# DATA SUPPLIED:
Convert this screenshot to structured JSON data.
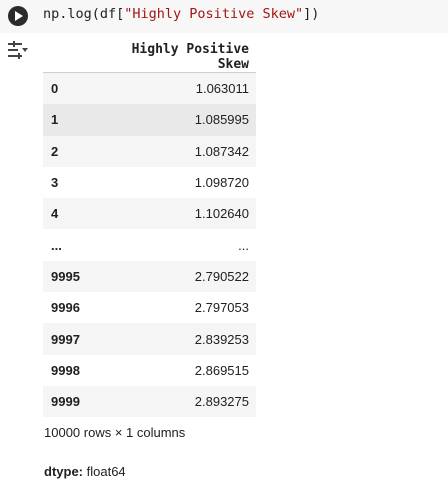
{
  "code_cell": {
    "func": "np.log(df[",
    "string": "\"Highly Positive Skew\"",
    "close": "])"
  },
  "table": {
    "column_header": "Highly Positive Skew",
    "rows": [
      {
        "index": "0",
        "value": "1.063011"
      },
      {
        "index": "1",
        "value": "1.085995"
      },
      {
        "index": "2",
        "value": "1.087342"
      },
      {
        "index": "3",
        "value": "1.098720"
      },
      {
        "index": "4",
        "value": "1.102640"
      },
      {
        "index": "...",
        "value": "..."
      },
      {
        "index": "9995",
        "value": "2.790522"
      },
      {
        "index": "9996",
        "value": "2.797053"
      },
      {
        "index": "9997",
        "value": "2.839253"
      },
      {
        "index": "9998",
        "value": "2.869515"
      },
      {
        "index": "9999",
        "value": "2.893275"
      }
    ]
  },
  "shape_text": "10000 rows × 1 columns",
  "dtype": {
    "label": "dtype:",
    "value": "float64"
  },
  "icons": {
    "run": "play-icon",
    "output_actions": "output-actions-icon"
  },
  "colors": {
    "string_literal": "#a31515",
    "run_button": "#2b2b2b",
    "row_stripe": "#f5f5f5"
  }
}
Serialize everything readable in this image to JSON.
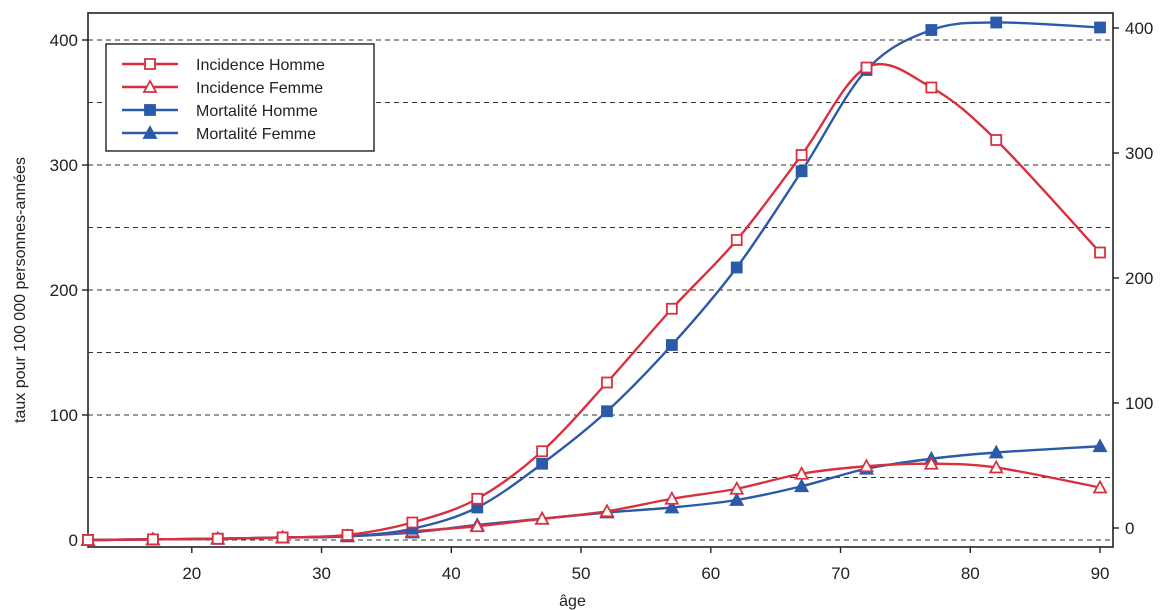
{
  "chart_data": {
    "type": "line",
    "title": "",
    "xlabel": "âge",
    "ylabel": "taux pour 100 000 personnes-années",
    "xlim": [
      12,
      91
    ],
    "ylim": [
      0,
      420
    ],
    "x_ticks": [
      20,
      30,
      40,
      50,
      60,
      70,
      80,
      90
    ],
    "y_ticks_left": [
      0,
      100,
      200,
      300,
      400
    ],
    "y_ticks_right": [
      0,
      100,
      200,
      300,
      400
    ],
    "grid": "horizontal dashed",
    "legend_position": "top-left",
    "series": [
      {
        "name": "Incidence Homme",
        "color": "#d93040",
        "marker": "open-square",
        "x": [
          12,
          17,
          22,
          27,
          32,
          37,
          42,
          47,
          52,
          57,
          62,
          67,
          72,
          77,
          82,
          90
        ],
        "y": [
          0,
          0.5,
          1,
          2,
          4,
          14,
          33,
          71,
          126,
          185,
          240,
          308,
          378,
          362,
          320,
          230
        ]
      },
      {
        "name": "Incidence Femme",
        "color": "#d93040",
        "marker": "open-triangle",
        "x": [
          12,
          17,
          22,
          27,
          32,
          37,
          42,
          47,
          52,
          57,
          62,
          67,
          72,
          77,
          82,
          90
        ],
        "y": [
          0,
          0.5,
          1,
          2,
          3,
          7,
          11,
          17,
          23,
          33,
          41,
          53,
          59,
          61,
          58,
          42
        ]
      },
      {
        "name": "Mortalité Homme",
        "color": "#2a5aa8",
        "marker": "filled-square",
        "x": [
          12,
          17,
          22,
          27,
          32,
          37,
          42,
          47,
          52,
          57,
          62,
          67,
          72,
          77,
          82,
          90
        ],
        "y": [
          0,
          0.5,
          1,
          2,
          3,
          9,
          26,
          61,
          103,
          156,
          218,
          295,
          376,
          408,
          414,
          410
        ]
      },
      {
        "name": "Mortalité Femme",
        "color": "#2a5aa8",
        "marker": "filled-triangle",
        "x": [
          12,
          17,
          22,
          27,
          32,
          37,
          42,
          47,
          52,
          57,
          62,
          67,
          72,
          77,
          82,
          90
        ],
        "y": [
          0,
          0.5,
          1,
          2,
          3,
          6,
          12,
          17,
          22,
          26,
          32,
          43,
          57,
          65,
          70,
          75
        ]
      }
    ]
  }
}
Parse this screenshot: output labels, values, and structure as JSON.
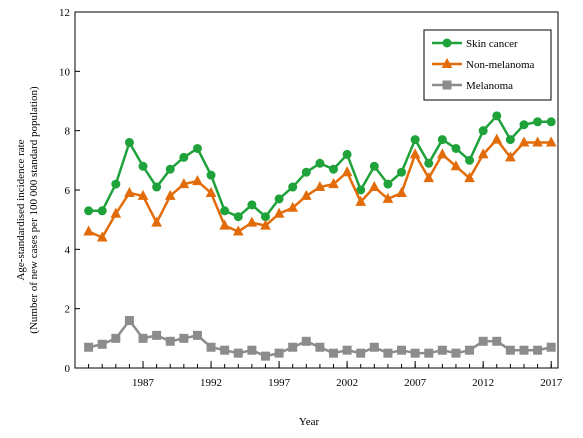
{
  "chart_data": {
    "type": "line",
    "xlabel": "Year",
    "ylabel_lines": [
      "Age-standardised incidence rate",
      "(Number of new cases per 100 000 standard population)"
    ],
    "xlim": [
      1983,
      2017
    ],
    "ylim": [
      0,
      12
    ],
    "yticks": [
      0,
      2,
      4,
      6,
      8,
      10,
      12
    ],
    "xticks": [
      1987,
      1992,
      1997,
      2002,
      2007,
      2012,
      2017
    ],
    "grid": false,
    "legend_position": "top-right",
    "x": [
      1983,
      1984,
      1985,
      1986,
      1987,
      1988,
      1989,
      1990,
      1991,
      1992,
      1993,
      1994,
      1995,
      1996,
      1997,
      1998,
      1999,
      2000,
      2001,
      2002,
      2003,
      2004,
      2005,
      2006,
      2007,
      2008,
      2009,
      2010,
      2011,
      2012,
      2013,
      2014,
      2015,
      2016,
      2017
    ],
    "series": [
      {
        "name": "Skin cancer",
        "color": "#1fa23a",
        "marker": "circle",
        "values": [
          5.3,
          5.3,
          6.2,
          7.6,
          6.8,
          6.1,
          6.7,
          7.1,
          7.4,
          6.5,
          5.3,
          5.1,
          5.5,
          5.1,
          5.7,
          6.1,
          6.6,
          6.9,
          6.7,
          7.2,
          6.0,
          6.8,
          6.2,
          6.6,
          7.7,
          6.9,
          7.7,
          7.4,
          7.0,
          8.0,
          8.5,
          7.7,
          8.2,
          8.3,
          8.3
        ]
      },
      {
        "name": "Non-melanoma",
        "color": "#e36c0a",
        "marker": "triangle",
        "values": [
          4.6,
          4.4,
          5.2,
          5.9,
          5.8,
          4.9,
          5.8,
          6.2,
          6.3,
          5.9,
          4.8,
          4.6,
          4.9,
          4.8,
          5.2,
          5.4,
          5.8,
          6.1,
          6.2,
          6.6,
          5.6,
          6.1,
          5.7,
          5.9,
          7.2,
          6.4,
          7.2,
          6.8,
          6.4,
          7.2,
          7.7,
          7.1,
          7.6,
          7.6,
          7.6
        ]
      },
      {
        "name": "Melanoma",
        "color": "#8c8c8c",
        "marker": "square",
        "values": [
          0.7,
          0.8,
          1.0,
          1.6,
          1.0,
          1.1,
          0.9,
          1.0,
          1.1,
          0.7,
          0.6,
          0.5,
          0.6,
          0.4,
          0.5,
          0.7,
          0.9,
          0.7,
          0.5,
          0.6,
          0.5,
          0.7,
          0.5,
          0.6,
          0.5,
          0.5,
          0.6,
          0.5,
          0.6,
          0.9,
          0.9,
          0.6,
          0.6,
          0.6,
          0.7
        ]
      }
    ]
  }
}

# TASK DETAILS:
Except for the pictures, give all the material above again verbatim.

# RESULT:
Convert this screenshot to structured JSON data.
{
  "code_cell": {
    "func": "np.log(df[",
    "string": "\"Highly Positive Skew\"",
    "close": "])"
  },
  "table": {
    "column_header": "Highly Positive Skew",
    "rows": [
      {
        "index": "0",
        "value": "1.063011"
      },
      {
        "index": "1",
        "value": "1.085995"
      },
      {
        "index": "2",
        "value": "1.087342"
      },
      {
        "index": "3",
        "value": "1.098720"
      },
      {
        "index": "4",
        "value": "1.102640"
      },
      {
        "index": "...",
        "value": "..."
      },
      {
        "index": "9995",
        "value": "2.790522"
      },
      {
        "index": "9996",
        "value": "2.797053"
      },
      {
        "index": "9997",
        "value": "2.839253"
      },
      {
        "index": "9998",
        "value": "2.869515"
      },
      {
        "index": "9999",
        "value": "2.893275"
      }
    ]
  },
  "shape_text": "10000 rows × 1 columns",
  "dtype": {
    "label": "dtype:",
    "value": "float64"
  },
  "icons": {
    "run": "play-icon",
    "output_actions": "output-actions-icon"
  },
  "colors": {
    "string_literal": "#a31515",
    "run_button": "#2b2b2b",
    "row_stripe": "#f5f5f5"
  }
}
Serialize everything readable in this image to JSON.
{
  "chart_data": {
    "type": "line",
    "title": "",
    "xlabel": "âge",
    "ylabel": "taux pour 100 000 personnes-années",
    "xlim": [
      12,
      91
    ],
    "ylim": [
      0,
      420
    ],
    "x_ticks": [
      20,
      30,
      40,
      50,
      60,
      70,
      80,
      90
    ],
    "y_ticks_left": [
      0,
      100,
      200,
      300,
      400
    ],
    "y_ticks_right": [
      0,
      100,
      200,
      300,
      400
    ],
    "grid": "horizontal dashed",
    "legend_position": "top-left",
    "series": [
      {
        "name": "Incidence Homme",
        "color": "#d93040",
        "marker": "open-square",
        "x": [
          12,
          17,
          22,
          27,
          32,
          37,
          42,
          47,
          52,
          57,
          62,
          67,
          72,
          77,
          82,
          90
        ],
        "y": [
          0,
          0.5,
          1,
          2,
          4,
          14,
          33,
          71,
          126,
          185,
          240,
          308,
          378,
          362,
          320,
          230
        ]
      },
      {
        "name": "Incidence Femme",
        "color": "#d93040",
        "marker": "open-triangle",
        "x": [
          12,
          17,
          22,
          27,
          32,
          37,
          42,
          47,
          52,
          57,
          62,
          67,
          72,
          77,
          82,
          90
        ],
        "y": [
          0,
          0.5,
          1,
          2,
          3,
          7,
          11,
          17,
          23,
          33,
          41,
          53,
          59,
          61,
          58,
          42
        ]
      },
      {
        "name": "Mortalité Homme",
        "color": "#2a5aa8",
        "marker": "filled-square",
        "x": [
          12,
          17,
          22,
          27,
          32,
          37,
          42,
          47,
          52,
          57,
          62,
          67,
          72,
          77,
          82,
          90
        ],
        "y": [
          0,
          0.5,
          1,
          2,
          3,
          9,
          26,
          61,
          103,
          156,
          218,
          295,
          376,
          408,
          414,
          410
        ]
      },
      {
        "name": "Mortalité Femme",
        "color": "#2a5aa8",
        "marker": "filled-triangle",
        "x": [
          12,
          17,
          22,
          27,
          32,
          37,
          42,
          47,
          52,
          57,
          62,
          67,
          72,
          77,
          82,
          90
        ],
        "y": [
          0,
          0.5,
          1,
          2,
          3,
          6,
          12,
          17,
          22,
          26,
          32,
          43,
          57,
          65,
          70,
          75
        ]
      }
    ]
  }
}
Parse this screenshot: output labels, values, and structure as JSON.
{
  "chart_data": {
    "type": "line",
    "xlabel": "Year",
    "ylabel_lines": [
      "Age-standardised incidence rate",
      "(Number of new cases per 100 000 standard population)"
    ],
    "xlim": [
      1983,
      2017
    ],
    "ylim": [
      0,
      12
    ],
    "yticks": [
      0,
      2,
      4,
      6,
      8,
      10,
      12
    ],
    "xticks": [
      1987,
      1992,
      1997,
      2002,
      2007,
      2012,
      2017
    ],
    "grid": false,
    "legend_position": "top-right",
    "x": [
      1983,
      1984,
      1985,
      1986,
      1987,
      1988,
      1989,
      1990,
      1991,
      1992,
      1993,
      1994,
      1995,
      1996,
      1997,
      1998,
      1999,
      2000,
      2001,
      2002,
      2003,
      2004,
      2005,
      2006,
      2007,
      2008,
      2009,
      2010,
      2011,
      2012,
      2013,
      2014,
      2015,
      2016,
      2017
    ],
    "series": [
      {
        "name": "Skin cancer",
        "color": "#1fa23a",
        "marker": "circle",
        "values": [
          5.3,
          5.3,
          6.2,
          7.6,
          6.8,
          6.1,
          6.7,
          7.1,
          7.4,
          6.5,
          5.3,
          5.1,
          5.5,
          5.1,
          5.7,
          6.1,
          6.6,
          6.9,
          6.7,
          7.2,
          6.0,
          6.8,
          6.2,
          6.6,
          7.7,
          6.9,
          7.7,
          7.4,
          7.0,
          8.0,
          8.5,
          7.7,
          8.2,
          8.3,
          8.3
        ]
      },
      {
        "name": "Non-melanoma",
        "color": "#e36c0a",
        "marker": "triangle",
        "values": [
          4.6,
          4.4,
          5.2,
          5.9,
          5.8,
          4.9,
          5.8,
          6.2,
          6.3,
          5.9,
          4.8,
          4.6,
          4.9,
          4.8,
          5.2,
          5.4,
          5.8,
          6.1,
          6.2,
          6.6,
          5.6,
          6.1,
          5.7,
          5.9,
          7.2,
          6.4,
          7.2,
          6.8,
          6.4,
          7.2,
          7.7,
          7.1,
          7.6,
          7.6,
          7.6
        ]
      },
      {
        "name": "Melanoma",
        "color": "#8c8c8c",
        "marker": "square",
        "values": [
          0.7,
          0.8,
          1.0,
          1.6,
          1.0,
          1.1,
          0.9,
          1.0,
          1.1,
          0.7,
          0.6,
          0.5,
          0.6,
          0.4,
          0.5,
          0.7,
          0.9,
          0.7,
          0.5,
          0.6,
          0.5,
          0.7,
          0.5,
          0.6,
          0.5,
          0.5,
          0.6,
          0.5,
          0.6,
          0.9,
          0.9,
          0.6,
          0.6,
          0.6,
          0.7
        ]
      }
    ]
  }
}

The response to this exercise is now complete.